(Data listing)
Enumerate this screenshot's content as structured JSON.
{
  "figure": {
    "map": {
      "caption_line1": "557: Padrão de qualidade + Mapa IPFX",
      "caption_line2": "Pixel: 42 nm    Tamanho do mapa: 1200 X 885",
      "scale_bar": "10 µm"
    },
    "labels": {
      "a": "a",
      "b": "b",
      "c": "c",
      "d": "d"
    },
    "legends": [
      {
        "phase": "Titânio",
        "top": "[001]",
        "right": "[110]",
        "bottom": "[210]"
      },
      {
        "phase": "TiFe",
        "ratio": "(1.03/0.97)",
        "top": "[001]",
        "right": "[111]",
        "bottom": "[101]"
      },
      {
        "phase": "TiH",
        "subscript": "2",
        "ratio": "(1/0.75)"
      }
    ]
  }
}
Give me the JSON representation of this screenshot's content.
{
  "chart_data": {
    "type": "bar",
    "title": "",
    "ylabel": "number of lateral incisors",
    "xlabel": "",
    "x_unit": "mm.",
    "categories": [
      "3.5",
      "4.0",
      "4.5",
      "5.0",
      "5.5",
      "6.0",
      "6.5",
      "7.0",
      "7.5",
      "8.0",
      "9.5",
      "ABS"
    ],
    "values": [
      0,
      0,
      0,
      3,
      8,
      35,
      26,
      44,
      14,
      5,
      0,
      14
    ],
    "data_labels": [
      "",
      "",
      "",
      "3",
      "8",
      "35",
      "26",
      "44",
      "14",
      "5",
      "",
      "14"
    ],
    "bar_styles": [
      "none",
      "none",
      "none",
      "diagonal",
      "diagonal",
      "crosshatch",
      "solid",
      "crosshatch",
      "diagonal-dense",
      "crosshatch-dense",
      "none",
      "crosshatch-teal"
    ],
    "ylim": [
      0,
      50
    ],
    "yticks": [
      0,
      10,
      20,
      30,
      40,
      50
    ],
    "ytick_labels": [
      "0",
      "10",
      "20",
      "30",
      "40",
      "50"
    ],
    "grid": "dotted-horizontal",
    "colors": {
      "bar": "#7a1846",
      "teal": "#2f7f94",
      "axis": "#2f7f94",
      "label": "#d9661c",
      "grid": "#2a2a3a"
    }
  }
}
==
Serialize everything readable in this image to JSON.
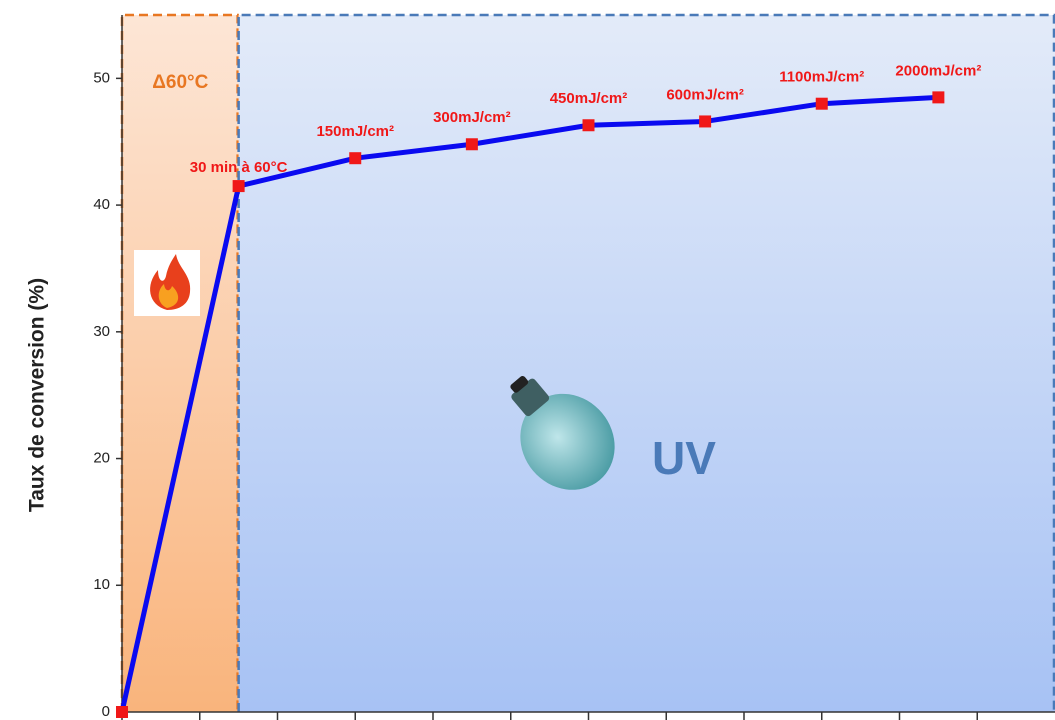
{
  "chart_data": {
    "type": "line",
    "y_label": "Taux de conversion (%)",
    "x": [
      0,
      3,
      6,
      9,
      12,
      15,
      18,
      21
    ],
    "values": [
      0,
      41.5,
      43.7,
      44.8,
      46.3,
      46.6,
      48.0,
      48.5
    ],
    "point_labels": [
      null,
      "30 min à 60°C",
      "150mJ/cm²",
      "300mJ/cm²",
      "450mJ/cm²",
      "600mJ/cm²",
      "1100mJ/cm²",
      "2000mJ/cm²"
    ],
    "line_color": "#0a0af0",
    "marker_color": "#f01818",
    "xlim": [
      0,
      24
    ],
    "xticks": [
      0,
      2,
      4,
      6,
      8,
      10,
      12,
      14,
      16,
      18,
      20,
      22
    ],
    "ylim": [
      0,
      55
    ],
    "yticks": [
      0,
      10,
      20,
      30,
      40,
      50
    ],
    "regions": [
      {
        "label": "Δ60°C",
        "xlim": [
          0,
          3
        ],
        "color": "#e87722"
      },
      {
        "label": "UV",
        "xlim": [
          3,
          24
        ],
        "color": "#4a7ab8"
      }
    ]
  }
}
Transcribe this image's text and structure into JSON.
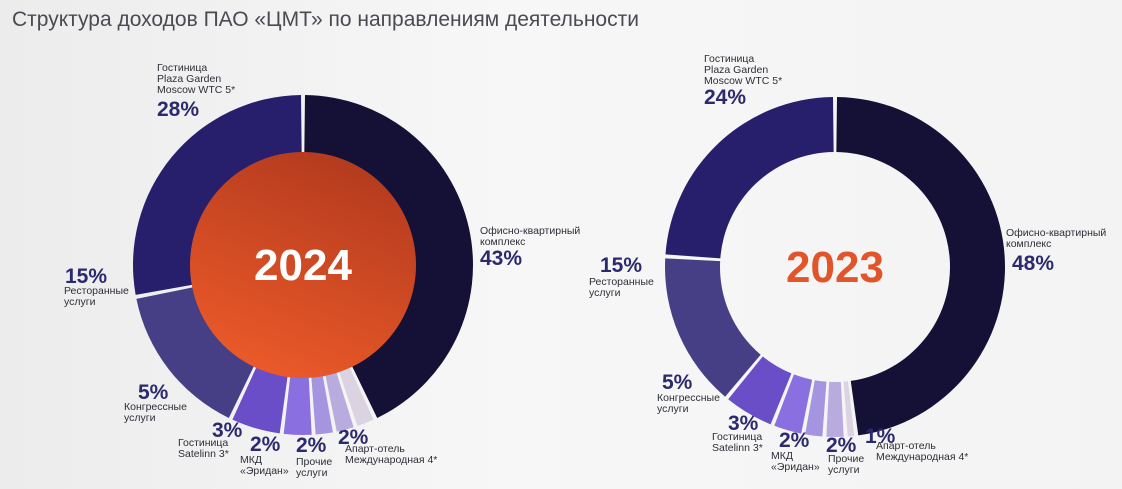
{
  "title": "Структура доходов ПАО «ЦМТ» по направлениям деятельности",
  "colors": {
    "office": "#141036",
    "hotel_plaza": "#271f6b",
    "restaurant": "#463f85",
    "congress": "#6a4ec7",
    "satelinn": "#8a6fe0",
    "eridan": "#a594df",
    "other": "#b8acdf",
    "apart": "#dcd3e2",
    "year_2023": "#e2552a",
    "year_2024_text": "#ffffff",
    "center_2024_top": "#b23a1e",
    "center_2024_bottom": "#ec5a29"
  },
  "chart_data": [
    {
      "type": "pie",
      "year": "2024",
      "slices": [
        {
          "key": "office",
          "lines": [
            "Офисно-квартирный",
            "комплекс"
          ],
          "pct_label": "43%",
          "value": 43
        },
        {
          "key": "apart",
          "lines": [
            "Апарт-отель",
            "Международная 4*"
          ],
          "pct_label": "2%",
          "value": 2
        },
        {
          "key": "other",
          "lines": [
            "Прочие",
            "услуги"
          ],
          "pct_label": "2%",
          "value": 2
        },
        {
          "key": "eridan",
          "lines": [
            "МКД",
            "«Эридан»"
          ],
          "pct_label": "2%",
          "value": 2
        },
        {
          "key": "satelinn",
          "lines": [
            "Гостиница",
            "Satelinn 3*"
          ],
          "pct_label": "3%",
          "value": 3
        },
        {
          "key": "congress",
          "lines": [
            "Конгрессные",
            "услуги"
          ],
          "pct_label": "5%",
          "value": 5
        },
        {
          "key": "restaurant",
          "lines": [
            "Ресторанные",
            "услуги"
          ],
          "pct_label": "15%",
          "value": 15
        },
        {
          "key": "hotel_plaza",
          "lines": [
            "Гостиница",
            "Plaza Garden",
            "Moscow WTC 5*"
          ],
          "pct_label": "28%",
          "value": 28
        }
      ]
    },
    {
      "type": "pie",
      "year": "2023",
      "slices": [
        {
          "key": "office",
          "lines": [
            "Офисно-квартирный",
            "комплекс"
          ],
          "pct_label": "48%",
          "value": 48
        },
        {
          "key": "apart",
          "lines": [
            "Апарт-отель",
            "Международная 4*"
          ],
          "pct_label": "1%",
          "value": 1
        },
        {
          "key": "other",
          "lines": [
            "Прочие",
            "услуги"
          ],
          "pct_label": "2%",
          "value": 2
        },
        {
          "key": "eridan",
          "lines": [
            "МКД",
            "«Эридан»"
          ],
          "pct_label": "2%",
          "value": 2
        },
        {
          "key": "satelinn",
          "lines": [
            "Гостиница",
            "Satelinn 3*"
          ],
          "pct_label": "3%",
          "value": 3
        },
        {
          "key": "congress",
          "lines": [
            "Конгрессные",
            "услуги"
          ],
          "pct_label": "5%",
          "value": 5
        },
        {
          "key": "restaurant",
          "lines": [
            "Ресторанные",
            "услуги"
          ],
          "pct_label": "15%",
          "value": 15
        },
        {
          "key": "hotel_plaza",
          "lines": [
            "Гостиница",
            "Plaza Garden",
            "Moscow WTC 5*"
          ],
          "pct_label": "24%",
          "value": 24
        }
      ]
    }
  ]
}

Exercise aim —
Where a line in the material contains "content", copy that line.

Correct response —
Enumerate this screenshot's content as structured JSON.
Give me the JSON representation of this screenshot's content.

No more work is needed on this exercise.